Exercise — Below is a listing; copy all of it exactly.

Dataset rows —
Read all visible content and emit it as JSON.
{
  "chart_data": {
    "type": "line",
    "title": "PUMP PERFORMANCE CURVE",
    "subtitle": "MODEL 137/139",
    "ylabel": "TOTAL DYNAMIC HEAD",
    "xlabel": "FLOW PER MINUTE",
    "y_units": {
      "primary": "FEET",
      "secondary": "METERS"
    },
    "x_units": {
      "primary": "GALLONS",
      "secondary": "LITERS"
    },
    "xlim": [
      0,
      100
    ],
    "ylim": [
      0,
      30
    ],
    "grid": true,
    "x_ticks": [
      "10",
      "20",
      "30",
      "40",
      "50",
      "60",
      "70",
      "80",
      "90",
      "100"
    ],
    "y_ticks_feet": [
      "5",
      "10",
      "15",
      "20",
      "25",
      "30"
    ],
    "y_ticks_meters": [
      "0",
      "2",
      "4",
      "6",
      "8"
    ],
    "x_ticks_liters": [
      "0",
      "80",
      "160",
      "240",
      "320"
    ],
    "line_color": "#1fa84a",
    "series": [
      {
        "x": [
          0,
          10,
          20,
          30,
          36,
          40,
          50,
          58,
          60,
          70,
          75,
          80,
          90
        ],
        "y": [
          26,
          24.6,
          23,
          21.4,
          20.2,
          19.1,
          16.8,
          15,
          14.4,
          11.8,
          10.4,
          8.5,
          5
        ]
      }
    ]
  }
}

The output —
Read all visible content and emit it as JSON.
{
  "chart_data": {
    "type": "line",
    "title": "PUMP PERFORMANCE CURVE",
    "subtitle": "MODEL 137/139",
    "ylabel": "TOTAL DYNAMIC HEAD",
    "xlabel": "FLOW PER MINUTE",
    "y_units": {
      "primary": "FEET",
      "secondary": "METERS"
    },
    "x_units": {
      "primary": "GALLONS",
      "secondary": "LITERS"
    },
    "xlim": [
      0,
      100
    ],
    "ylim": [
      0,
      30
    ],
    "grid": true,
    "x_ticks": [
      "10",
      "20",
      "30",
      "40",
      "50",
      "60",
      "70",
      "80",
      "90",
      "100"
    ],
    "y_ticks_feet": [
      "5",
      "10",
      "15",
      "20",
      "25",
      "30"
    ],
    "y_ticks_meters": [
      "0",
      "2",
      "4",
      "6",
      "8"
    ],
    "x_ticks_liters": [
      "0",
      "80",
      "160",
      "240",
      "320"
    ],
    "line_color": "#1fa84a",
    "series": [
      {
        "x": [
          0,
          10,
          20,
          30,
          36,
          40,
          50,
          58,
          60,
          70,
          75,
          80,
          90
        ],
        "y": [
          26,
          24.6,
          23,
          21.4,
          20.2,
          19.1,
          16.8,
          15,
          14.4,
          11.8,
          10.4,
          8.5,
          5
        ]
      }
    ]
  }
}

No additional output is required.